Exercise directions:
Repeat every entry word for word, but leave the images out of your copy.

Records for the task:
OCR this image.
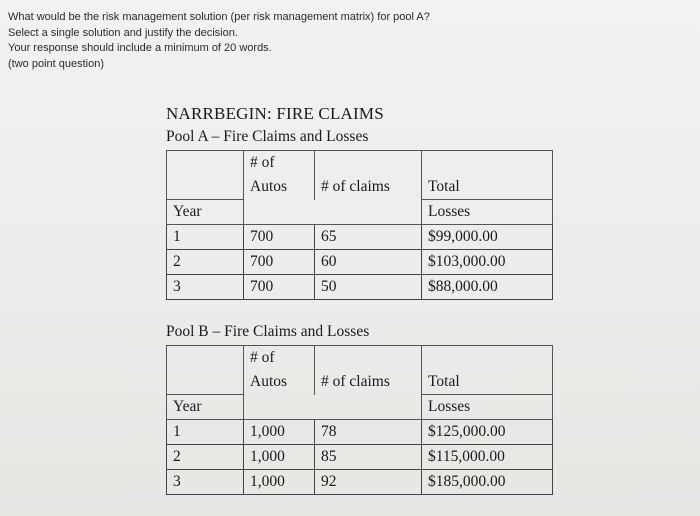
What would be the risk management solution (per risk management matrix) for pool A?
Select a single solution and justify the decision.
Your response should include a minimum of 20 words.
(two point question)
NARRBEGIN: FIRE CLAIMS
Pool A – Fire Claims and Losses
	# of		
	Autos	# of claims	Total
Year			Losses
1	700	65	$99,000.00
2	700	60	$103,000.00
3	700	50	$88,000.00
Pool B – Fire Claims and Losses
	# of		
	Autos	# of claims	Total
Year			Losses
1	1,000	78	$125,000.00
2	1,000	85	$115,000.00
3	1,000	92	$185,000.00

Written reply:
OCR this image.
What would be the risk management solution (per risk management matrix) for pool A?
Select a single solution and justify the decision.
Your response should include a minimum of 20 words.
(two point question)
NARRBEGIN: FIRE CLAIMS
Pool A – Fire Claims and Losses
	# of		
	Autos	# of claims	Total
Year			Losses
1	700	65	$99,000.00
2	700	60	$103,000.00
3	700	50	$88,000.00
Pool B – Fire Claims and Losses
	# of		
	Autos	# of claims	Total
Year			Losses
1	1,000	78	$125,000.00
2	1,000	85	$115,000.00
3	1,000	92	$185,000.00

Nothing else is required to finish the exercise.